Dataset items
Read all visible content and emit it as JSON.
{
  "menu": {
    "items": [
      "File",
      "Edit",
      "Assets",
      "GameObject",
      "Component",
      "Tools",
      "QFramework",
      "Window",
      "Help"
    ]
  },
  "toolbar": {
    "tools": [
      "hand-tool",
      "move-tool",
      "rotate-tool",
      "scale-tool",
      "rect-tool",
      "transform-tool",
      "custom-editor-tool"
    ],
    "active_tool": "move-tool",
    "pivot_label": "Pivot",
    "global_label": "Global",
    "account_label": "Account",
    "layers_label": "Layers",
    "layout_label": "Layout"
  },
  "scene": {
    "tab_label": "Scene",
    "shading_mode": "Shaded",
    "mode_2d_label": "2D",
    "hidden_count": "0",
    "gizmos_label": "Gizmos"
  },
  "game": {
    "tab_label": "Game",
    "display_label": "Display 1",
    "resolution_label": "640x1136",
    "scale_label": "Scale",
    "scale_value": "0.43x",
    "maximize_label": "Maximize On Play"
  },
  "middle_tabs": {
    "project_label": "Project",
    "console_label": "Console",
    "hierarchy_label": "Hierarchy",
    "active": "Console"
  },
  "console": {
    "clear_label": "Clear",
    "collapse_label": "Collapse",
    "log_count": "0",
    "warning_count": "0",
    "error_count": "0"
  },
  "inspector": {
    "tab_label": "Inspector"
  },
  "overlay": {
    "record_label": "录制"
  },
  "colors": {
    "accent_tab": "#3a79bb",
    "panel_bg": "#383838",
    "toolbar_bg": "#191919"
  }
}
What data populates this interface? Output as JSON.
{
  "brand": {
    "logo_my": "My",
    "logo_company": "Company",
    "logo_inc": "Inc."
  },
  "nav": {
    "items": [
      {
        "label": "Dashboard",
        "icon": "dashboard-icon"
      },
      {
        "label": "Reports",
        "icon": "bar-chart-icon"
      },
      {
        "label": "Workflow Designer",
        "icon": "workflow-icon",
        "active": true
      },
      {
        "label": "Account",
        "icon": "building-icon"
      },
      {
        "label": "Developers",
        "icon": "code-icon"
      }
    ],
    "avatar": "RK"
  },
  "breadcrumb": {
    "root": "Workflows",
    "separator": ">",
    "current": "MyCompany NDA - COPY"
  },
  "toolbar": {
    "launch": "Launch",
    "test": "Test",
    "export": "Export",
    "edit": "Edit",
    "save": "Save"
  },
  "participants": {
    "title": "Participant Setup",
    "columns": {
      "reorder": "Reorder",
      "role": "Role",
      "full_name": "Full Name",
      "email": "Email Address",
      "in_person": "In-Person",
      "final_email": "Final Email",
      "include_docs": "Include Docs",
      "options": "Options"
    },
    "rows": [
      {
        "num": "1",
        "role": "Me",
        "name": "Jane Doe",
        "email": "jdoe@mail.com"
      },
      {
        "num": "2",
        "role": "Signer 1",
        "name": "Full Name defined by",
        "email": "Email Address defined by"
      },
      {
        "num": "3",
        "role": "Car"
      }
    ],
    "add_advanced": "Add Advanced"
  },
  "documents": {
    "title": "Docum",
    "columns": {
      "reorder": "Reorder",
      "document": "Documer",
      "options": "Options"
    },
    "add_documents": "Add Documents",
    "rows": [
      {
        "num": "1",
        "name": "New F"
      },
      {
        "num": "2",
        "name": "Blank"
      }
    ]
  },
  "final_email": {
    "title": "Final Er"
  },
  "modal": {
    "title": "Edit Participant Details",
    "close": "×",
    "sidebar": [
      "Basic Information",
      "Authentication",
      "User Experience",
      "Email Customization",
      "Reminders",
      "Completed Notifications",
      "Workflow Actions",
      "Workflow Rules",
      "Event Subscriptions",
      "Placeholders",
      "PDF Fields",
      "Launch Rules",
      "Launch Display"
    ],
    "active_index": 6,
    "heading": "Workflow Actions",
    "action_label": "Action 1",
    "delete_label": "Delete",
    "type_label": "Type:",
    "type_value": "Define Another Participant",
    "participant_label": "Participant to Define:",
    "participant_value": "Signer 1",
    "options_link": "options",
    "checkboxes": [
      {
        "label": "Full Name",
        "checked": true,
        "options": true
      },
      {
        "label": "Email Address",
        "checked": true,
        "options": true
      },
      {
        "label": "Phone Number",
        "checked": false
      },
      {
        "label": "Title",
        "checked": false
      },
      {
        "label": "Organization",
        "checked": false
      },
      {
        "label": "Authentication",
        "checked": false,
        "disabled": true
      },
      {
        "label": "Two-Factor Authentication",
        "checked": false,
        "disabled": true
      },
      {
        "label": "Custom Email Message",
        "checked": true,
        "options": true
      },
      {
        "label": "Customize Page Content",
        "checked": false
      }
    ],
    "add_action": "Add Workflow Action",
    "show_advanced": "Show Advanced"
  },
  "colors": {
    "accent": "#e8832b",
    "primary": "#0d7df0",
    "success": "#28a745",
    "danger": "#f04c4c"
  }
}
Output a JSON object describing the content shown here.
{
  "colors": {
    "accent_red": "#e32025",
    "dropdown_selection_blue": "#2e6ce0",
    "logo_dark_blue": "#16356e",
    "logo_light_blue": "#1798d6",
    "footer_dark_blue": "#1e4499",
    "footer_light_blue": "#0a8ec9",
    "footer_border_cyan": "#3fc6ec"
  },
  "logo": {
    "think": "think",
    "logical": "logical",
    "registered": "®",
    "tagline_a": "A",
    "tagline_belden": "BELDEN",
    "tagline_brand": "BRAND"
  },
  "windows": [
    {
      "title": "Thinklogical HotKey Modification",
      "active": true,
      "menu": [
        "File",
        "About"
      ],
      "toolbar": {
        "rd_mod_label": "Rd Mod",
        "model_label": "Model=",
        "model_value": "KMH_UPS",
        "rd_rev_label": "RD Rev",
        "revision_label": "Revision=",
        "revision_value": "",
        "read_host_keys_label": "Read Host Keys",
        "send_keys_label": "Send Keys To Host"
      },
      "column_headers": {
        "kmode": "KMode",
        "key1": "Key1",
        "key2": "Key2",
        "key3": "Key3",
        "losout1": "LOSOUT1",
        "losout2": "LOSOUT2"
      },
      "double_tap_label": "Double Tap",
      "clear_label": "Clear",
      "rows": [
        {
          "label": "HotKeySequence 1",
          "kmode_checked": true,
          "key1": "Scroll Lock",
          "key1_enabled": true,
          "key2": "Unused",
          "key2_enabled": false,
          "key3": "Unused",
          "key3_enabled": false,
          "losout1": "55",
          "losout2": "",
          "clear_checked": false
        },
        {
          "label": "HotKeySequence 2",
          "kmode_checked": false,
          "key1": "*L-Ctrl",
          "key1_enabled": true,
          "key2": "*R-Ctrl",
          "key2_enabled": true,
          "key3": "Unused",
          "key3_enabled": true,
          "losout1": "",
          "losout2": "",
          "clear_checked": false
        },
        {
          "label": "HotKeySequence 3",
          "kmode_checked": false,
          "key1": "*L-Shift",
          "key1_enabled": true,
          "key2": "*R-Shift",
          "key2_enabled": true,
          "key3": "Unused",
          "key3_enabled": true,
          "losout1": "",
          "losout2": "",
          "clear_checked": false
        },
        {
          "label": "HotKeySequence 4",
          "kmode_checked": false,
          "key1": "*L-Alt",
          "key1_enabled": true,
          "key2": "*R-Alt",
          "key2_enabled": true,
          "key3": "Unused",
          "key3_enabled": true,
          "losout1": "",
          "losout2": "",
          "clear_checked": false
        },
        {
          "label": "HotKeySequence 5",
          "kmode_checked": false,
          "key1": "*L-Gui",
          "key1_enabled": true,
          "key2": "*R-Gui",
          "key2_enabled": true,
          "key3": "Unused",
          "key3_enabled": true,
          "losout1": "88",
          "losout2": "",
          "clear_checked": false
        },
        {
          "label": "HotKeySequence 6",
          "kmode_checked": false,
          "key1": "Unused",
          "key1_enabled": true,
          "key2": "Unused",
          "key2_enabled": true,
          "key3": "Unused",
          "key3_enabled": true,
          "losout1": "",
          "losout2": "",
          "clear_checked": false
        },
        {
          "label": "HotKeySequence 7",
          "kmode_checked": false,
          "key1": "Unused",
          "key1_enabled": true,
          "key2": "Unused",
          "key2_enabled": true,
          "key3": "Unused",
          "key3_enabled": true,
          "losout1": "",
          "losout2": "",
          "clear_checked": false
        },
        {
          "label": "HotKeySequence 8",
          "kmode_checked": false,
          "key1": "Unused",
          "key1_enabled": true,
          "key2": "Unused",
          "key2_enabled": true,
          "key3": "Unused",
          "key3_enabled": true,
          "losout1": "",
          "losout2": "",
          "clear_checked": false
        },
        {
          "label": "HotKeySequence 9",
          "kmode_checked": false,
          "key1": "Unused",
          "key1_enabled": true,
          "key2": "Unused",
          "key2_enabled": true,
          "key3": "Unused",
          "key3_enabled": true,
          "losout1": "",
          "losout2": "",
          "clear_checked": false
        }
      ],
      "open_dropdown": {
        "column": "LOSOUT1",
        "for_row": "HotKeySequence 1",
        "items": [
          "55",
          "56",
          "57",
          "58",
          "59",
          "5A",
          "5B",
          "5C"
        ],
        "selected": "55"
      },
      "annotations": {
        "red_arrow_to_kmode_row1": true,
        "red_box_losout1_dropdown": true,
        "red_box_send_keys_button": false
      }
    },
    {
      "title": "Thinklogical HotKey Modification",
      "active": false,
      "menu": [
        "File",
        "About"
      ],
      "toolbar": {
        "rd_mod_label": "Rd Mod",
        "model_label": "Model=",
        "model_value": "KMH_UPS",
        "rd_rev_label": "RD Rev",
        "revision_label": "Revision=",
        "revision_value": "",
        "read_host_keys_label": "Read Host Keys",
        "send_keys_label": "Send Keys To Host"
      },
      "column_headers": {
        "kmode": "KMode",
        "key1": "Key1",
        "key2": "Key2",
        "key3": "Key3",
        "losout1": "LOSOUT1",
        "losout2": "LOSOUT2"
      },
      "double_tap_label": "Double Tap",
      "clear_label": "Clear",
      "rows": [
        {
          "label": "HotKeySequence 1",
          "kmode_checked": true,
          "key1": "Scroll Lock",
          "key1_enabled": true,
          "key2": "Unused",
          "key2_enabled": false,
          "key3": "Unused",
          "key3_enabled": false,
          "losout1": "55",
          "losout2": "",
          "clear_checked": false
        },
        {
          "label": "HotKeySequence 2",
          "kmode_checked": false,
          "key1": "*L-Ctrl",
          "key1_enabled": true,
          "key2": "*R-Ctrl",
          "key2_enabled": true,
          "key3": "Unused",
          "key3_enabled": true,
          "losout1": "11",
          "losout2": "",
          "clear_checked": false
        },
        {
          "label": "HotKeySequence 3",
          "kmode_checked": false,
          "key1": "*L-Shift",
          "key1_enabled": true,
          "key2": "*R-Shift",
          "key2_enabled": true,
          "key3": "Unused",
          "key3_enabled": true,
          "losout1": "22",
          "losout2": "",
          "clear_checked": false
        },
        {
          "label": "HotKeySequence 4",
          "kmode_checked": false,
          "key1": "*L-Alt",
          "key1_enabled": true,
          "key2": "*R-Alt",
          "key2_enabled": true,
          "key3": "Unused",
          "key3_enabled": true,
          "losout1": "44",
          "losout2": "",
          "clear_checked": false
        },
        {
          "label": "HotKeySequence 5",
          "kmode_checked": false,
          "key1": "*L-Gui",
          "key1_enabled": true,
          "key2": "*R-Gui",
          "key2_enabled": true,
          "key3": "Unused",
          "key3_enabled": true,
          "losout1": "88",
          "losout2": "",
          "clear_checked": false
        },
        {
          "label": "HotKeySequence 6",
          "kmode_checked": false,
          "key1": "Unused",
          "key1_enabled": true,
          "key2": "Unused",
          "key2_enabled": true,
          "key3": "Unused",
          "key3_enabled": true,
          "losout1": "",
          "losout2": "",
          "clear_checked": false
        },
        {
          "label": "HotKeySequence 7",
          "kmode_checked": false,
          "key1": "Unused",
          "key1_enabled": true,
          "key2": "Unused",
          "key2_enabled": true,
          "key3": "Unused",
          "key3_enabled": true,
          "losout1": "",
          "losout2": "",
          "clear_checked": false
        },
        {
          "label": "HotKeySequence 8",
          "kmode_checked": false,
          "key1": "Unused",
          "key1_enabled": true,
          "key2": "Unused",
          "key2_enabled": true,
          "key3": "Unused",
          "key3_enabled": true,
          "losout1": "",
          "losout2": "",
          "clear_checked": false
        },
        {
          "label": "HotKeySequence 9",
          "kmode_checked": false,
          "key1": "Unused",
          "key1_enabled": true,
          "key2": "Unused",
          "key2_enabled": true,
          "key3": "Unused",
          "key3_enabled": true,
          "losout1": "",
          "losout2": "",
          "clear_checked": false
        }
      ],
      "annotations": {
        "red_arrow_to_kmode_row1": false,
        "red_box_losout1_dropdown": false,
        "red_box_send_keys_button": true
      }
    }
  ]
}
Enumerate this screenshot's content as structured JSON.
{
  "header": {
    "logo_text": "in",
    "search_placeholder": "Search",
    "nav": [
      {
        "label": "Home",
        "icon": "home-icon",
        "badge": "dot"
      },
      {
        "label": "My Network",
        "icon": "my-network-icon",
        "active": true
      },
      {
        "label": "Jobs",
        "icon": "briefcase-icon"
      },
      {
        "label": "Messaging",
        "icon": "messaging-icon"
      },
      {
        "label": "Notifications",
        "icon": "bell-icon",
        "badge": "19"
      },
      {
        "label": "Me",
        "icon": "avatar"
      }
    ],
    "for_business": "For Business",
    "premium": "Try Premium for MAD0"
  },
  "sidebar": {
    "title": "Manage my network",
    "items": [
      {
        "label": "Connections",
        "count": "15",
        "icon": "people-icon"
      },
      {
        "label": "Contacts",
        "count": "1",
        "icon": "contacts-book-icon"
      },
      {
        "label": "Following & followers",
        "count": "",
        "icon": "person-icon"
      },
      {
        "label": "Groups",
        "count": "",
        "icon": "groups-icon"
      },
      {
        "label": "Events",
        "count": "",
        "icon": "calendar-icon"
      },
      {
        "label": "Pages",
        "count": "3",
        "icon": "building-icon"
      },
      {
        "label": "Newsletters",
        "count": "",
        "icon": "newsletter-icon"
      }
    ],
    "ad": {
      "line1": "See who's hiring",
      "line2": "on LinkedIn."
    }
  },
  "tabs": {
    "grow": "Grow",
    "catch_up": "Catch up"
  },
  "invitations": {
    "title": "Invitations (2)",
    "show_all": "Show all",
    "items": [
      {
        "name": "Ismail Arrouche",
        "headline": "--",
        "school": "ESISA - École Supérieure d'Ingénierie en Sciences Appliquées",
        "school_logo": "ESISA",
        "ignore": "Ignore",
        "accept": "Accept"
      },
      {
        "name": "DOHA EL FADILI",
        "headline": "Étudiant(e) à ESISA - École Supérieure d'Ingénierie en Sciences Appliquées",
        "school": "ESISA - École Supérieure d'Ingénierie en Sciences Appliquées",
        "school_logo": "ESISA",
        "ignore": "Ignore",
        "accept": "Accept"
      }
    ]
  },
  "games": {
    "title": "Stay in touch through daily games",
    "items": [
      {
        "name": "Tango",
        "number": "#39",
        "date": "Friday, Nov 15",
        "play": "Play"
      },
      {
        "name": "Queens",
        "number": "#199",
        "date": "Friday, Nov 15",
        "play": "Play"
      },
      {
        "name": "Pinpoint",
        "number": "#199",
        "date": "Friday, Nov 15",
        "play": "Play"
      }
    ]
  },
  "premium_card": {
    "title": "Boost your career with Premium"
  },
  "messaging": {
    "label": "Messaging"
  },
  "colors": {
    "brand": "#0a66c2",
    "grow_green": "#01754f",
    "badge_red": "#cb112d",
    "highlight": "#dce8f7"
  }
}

Written request —
From the records above, copy every line that holds the word "JSON".

Task response —
Read all visible content and emit it as JSON.
What data populates this interface? Output as JSON.
Output a JSON object describing the content shown here.
Enumerate this screenshot's content as structured JSON.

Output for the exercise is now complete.